** start of DATASET EXTRACT **
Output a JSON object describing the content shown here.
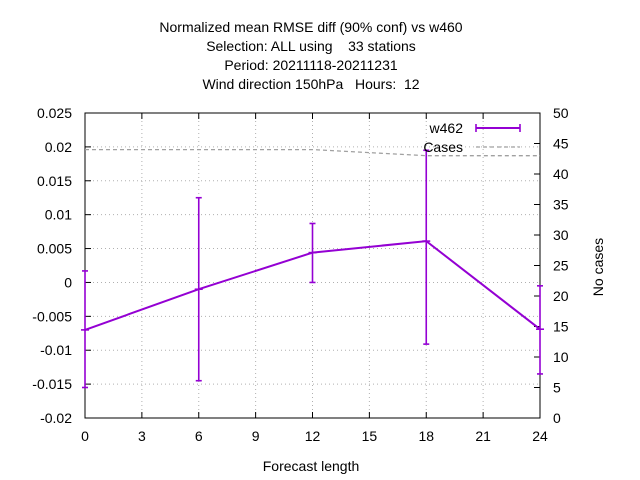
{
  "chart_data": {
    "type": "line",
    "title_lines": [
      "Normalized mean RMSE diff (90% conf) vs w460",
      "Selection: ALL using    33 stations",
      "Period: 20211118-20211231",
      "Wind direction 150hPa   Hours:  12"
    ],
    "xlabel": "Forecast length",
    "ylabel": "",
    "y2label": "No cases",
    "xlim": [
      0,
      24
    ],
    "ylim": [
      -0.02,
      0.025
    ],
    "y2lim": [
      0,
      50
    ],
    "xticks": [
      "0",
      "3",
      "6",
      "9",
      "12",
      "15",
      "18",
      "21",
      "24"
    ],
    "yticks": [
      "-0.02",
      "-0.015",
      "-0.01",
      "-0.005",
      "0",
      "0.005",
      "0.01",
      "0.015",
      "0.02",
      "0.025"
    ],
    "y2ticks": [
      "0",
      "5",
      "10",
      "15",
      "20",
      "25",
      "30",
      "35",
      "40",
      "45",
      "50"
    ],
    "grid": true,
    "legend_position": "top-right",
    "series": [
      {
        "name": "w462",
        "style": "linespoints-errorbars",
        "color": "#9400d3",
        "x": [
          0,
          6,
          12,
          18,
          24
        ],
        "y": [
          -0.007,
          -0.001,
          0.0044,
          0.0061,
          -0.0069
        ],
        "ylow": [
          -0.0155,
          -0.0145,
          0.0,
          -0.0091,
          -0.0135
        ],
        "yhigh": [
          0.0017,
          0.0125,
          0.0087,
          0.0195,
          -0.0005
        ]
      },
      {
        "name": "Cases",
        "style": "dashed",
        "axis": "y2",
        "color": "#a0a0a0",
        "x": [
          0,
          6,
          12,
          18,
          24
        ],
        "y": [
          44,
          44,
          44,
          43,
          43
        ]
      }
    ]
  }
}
** end of DATASET EXTRACT **
**EXERCISE DETAILS**.
Look through the records and gather every line containing "style".

**RESULT OF THE TASK**.
        "style": "linespoints-errorbars",
        "style": "dashed",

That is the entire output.